-- start RECORD SET --

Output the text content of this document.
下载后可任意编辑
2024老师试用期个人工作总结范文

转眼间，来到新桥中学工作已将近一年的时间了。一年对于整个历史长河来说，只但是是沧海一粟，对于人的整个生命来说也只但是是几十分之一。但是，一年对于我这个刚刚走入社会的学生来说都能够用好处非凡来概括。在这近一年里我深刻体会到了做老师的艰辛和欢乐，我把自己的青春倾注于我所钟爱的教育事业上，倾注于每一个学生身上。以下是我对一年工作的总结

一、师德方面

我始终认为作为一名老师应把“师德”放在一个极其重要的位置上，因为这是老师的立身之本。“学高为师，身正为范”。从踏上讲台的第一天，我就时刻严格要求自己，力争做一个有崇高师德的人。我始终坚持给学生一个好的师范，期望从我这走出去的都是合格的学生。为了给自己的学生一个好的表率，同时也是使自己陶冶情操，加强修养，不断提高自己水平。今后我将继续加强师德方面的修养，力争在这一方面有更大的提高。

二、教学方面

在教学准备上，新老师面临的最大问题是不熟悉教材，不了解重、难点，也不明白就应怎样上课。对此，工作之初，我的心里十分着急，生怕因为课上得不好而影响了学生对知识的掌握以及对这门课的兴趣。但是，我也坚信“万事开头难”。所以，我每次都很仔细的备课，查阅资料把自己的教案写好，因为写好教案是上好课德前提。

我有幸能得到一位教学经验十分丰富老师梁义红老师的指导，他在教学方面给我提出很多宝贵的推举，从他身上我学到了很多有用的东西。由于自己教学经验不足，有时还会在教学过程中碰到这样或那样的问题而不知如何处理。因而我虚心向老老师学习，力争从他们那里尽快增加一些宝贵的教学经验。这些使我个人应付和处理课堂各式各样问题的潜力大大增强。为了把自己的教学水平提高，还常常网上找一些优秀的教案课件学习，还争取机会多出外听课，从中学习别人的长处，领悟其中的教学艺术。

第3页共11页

-- end RECORD SET --

DIRECTIVE: Please quote every record above exactly as it appears.

EXPECTED ANSWER:
Output the text content of this document.
下载后可任意编辑
2024老师试用期个人工作总结范文

转眼间，来到新桥中学工作已将近一年的时间了。一年对于整个历史长河来说，只但是是沧海一粟，对于人的整个生命来说也只但是是几十分之一。但是，一年对于我这个刚刚走入社会的学生来说都能够用好处非凡来概括。在这近一年里我深刻体会到了做老师的艰辛和欢乐，我把自己的青春倾注于我所钟爱的教育事业上，倾注于每一个学生身上。以下是我对一年工作的总结

一、师德方面

我始终认为作为一名老师应把“师德”放在一个极其重要的位置上，因为这是老师的立身之本。“学高为师，身正为范”。从踏上讲台的第一天，我就时刻严格要求自己，力争做一个有崇高师德的人。我始终坚持给学生一个好的师范，期望从我这走出去的都是合格的学生。为了给自己的学生一个好的表率，同时也是使自己陶冶情操，加强修养，不断提高自己水平。今后我将继续加强师德方面的修养，力争在这一方面有更大的提高。

二、教学方面

在教学准备上，新老师面临的最大问题是不熟悉教材，不了解重、难点，也不明白就应怎样上课。对此，工作之初，我的心里十分着急，生怕因为课上得不好而影响了学生对知识的掌握以及对这门课的兴趣。但是，我也坚信“万事开头难”。所以，我每次都很仔细的备课，查阅资料把自己的教案写好，因为写好教案是上好课德前提。

我有幸能得到一位教学经验十分丰富老师梁义红老师的指导，他在教学方面给我提出很多宝贵的推举，从他身上我学到了很多有用的东西。由于自己教学经验不足，有时还会在教学过程中碰到这样或那样的问题而不知如何处理。因而我虚心向老老师学习，力争从他们那里尽快增加一些宝贵的教学经验。这些使我个人应付和处理课堂各式各样问题的潜力大大增强。为了把自己的教学水平提高，还常常网上找一些优秀的教案课件学习，还争取机会多出外听课，从中学习别人的长处，领悟其中的教学艺术。

第3页共11页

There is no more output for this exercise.